_Raw records_:
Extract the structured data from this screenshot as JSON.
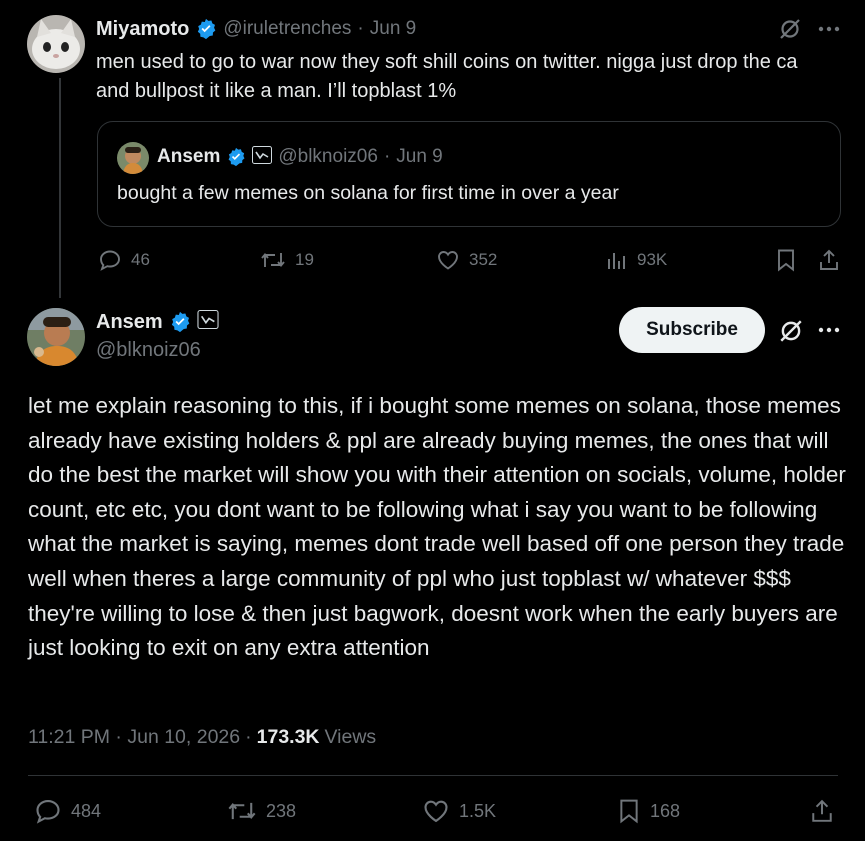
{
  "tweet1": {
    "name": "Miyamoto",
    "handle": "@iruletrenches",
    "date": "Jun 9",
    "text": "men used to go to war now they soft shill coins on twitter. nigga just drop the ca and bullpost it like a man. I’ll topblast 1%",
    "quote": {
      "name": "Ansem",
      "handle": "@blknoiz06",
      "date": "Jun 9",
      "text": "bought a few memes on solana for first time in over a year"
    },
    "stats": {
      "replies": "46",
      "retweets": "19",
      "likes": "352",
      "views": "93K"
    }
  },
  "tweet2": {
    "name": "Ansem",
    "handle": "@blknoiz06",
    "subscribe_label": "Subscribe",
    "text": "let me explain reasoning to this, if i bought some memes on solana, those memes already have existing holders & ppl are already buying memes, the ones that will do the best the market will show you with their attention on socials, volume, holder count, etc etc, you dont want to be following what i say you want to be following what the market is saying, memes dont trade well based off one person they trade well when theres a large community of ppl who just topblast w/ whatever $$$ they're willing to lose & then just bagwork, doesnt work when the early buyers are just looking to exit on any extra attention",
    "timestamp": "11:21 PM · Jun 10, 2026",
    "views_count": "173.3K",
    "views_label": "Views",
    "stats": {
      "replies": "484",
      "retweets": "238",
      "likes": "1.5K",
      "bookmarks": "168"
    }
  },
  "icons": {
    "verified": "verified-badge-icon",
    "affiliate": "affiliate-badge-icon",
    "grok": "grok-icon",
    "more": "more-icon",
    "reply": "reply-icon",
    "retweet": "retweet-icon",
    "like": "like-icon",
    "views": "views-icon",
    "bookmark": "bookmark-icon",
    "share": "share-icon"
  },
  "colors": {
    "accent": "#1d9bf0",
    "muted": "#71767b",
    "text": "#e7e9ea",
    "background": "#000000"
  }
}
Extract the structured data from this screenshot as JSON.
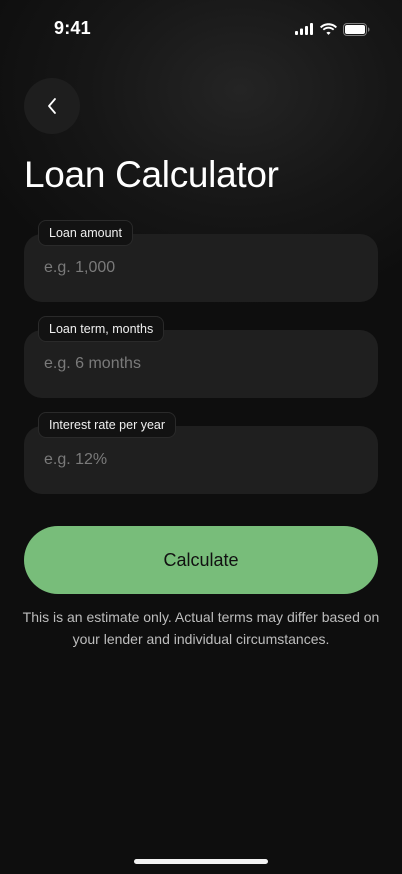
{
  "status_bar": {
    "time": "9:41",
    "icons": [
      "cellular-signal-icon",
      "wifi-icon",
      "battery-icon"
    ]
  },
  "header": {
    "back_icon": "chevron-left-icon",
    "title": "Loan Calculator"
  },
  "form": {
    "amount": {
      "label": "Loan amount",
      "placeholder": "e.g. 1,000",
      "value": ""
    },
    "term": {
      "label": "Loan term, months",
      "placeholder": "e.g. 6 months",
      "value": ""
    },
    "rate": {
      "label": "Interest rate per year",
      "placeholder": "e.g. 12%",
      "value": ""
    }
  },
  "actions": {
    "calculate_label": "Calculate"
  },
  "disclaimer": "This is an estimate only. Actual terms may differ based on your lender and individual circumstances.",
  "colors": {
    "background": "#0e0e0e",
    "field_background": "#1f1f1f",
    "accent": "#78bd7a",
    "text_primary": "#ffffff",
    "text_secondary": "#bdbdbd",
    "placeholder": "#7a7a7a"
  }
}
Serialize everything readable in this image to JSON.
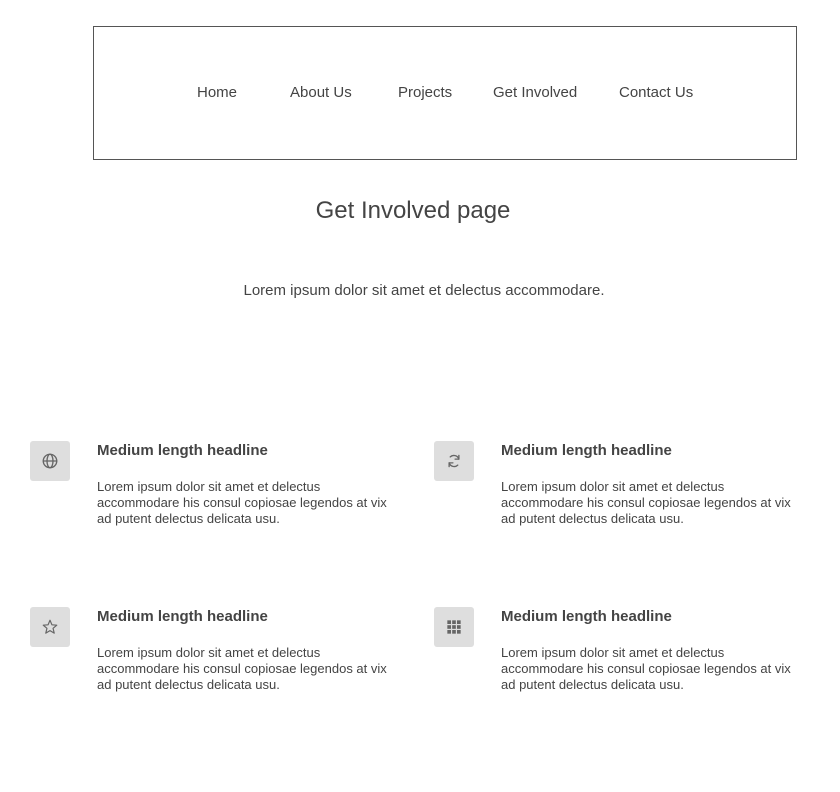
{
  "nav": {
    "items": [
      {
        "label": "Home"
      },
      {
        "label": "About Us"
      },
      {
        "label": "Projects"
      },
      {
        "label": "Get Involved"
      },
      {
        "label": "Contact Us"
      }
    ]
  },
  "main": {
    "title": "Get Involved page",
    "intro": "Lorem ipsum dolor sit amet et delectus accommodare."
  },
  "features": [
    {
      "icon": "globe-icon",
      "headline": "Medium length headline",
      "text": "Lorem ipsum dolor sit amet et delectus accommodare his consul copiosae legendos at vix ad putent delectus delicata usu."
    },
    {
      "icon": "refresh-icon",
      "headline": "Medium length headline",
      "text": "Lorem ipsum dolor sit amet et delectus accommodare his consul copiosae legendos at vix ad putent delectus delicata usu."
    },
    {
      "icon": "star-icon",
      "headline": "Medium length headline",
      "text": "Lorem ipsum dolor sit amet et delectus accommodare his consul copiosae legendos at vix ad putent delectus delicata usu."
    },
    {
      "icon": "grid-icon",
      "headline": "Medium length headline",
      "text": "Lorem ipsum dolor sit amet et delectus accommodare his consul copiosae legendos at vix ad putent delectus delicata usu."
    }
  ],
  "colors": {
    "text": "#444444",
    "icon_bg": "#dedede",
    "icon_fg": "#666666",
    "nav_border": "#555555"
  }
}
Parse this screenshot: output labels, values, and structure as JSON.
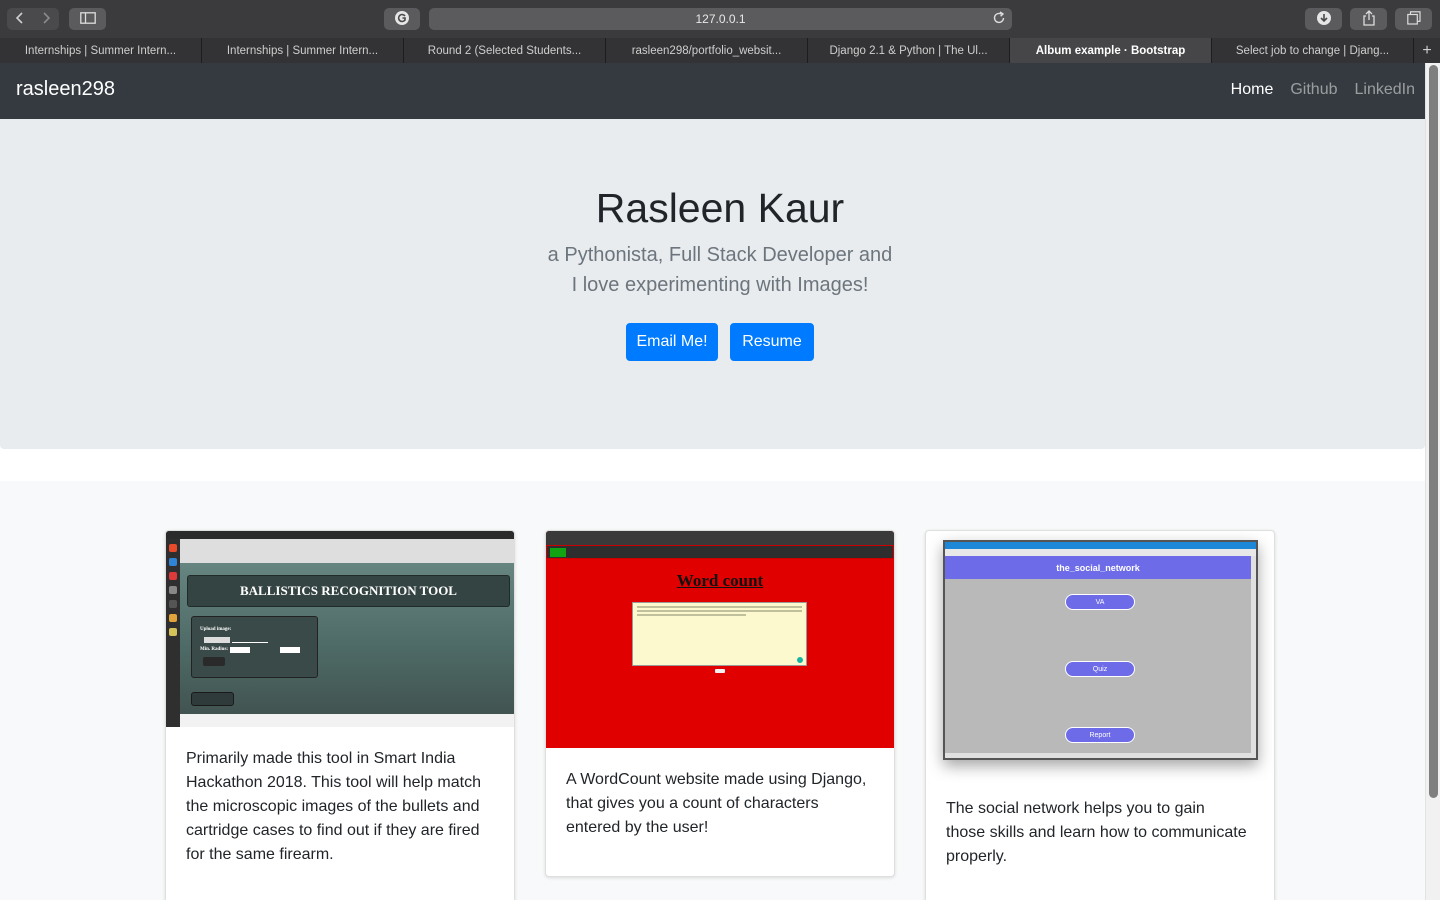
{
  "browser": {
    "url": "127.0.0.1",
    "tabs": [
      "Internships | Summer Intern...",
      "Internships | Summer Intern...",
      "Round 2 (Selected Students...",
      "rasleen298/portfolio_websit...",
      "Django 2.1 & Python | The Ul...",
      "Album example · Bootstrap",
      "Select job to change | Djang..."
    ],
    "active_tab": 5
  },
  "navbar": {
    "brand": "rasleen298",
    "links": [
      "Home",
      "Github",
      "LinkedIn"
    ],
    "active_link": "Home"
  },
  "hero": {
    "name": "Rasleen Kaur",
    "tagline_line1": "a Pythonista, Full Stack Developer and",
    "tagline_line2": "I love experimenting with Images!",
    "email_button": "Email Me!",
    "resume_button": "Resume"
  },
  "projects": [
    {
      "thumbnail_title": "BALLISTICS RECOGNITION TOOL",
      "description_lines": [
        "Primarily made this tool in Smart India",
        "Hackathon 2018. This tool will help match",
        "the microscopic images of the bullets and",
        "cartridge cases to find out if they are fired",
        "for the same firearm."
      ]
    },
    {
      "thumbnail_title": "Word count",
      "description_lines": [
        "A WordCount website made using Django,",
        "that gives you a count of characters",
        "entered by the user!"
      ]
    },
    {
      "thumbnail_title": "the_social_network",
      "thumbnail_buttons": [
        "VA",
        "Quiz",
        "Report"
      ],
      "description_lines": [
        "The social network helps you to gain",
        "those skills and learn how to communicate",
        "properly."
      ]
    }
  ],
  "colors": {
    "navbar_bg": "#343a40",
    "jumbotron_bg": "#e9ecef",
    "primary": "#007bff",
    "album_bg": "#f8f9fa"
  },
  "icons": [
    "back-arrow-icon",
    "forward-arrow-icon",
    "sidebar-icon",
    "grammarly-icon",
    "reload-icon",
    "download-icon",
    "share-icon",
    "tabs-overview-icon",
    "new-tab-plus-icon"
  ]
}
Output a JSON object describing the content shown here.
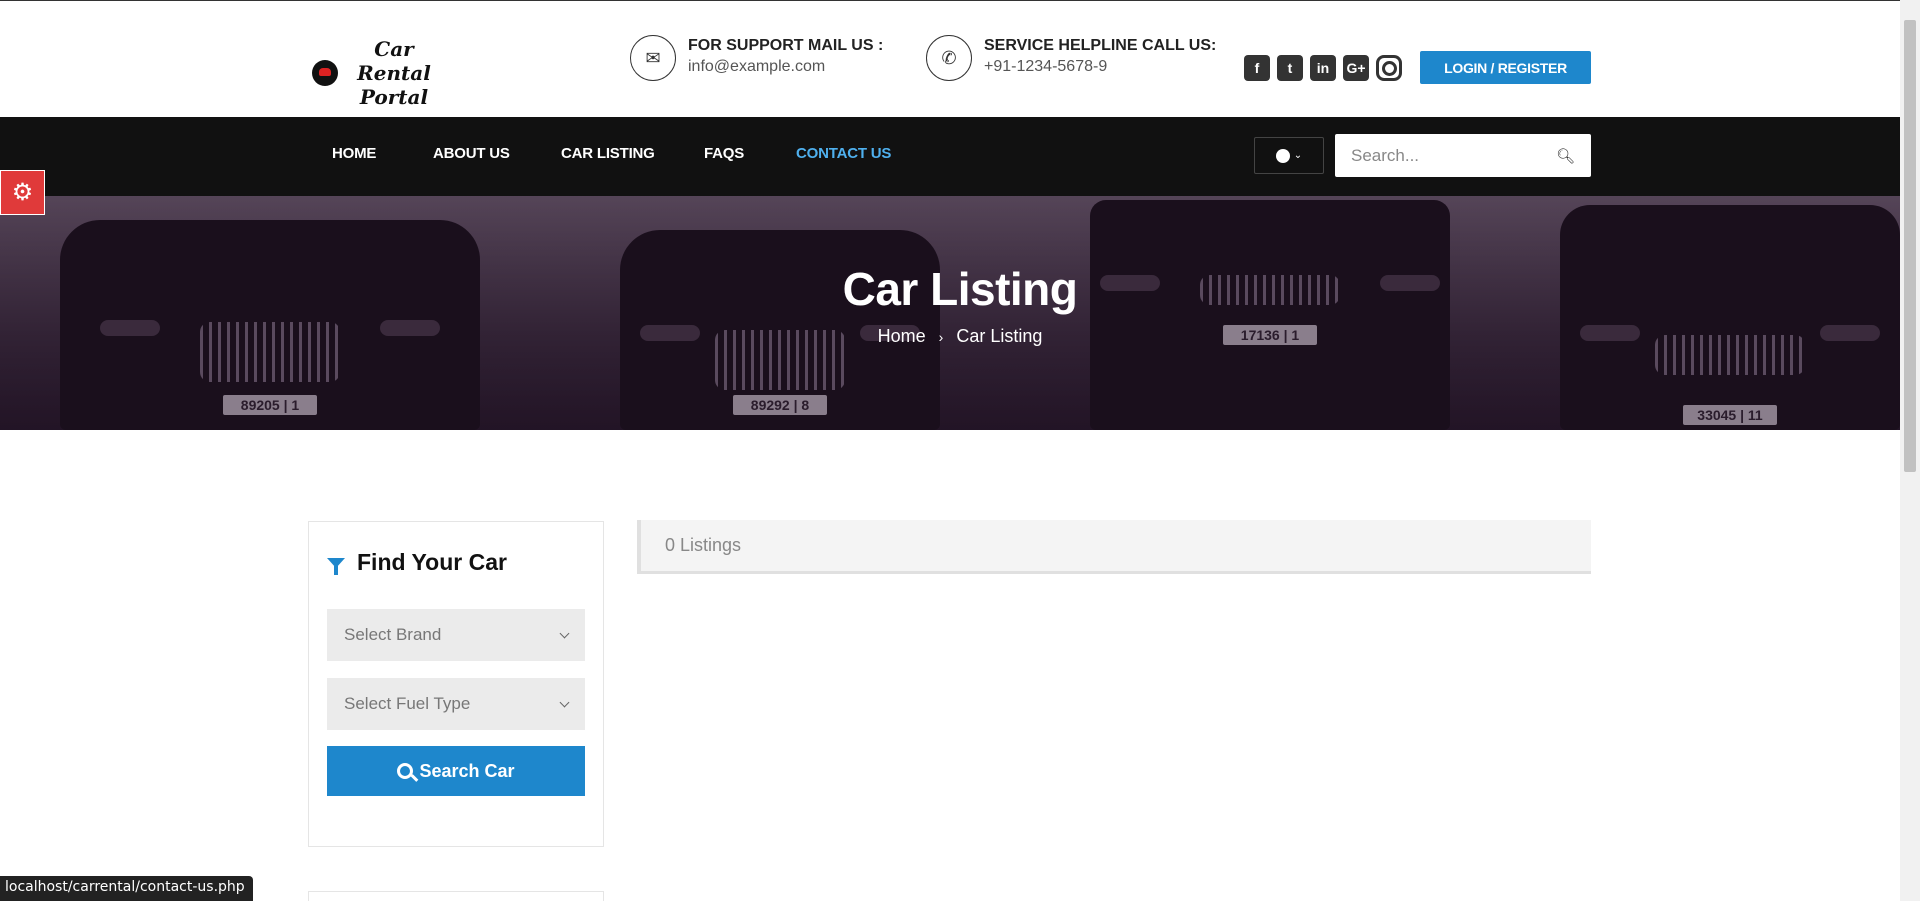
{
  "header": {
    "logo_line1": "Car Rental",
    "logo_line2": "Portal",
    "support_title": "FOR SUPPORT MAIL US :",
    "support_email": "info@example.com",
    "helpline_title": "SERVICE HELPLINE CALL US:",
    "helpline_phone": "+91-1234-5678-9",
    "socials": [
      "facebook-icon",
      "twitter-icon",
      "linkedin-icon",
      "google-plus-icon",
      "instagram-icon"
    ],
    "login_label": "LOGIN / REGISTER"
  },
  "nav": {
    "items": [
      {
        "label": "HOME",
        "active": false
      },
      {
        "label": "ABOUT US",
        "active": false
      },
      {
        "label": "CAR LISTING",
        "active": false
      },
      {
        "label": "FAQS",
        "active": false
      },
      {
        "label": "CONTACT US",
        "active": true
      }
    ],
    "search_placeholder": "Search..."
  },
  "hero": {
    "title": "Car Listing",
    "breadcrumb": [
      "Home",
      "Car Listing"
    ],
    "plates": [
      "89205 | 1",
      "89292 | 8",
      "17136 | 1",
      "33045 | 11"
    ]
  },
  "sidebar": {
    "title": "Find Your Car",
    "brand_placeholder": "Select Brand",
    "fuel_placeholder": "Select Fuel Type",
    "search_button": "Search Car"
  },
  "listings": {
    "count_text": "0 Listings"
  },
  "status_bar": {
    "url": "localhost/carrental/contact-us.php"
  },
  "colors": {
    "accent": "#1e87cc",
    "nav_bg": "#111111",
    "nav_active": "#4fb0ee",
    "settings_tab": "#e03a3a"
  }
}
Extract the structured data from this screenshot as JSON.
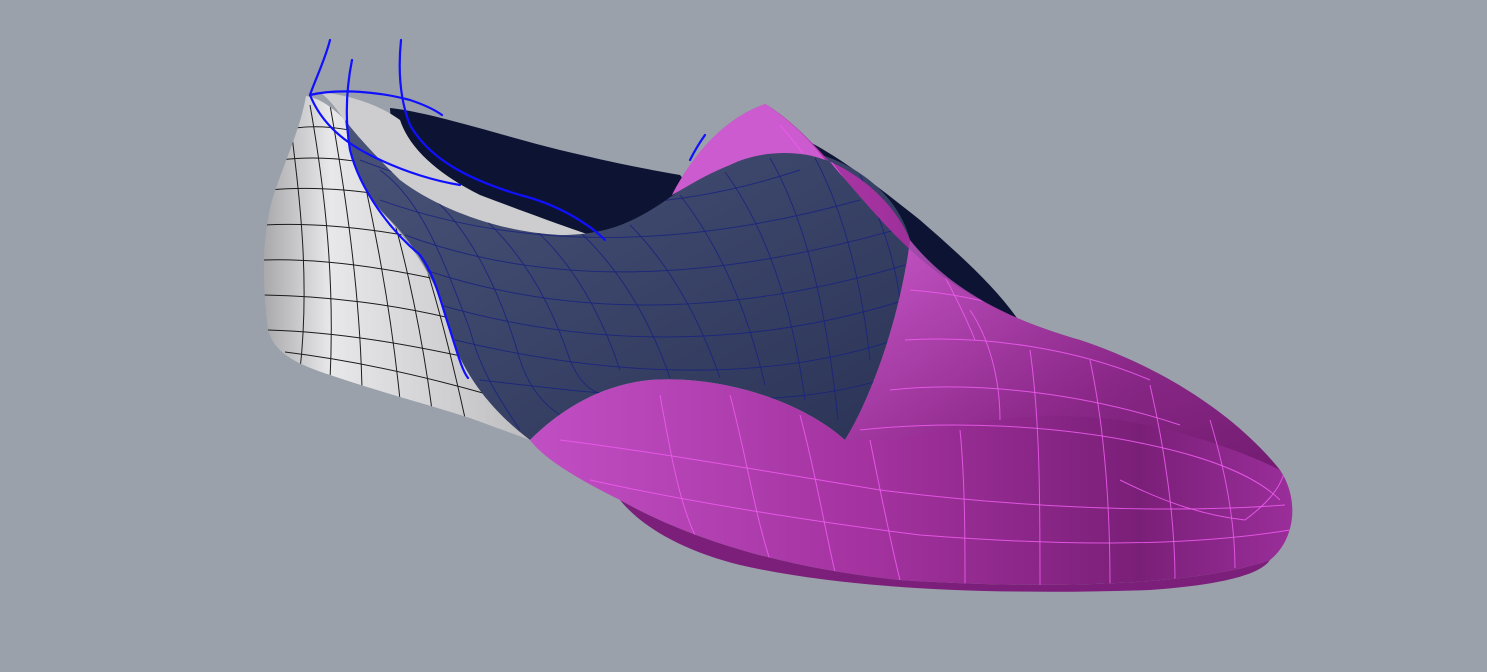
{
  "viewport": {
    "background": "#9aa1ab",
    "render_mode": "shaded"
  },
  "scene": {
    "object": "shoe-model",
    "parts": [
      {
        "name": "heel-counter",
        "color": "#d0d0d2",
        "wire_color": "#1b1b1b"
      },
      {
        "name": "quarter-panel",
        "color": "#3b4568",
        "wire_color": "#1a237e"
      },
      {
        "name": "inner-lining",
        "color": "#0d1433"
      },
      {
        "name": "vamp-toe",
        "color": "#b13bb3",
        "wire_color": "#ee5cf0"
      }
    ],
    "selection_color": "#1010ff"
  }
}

_Direction_: Scan the material for lines with the word "Search", and copy each line you find.

_Reply to the exercise_:
    "search_placeholder": "Search..."
    "search_button": "Search Car"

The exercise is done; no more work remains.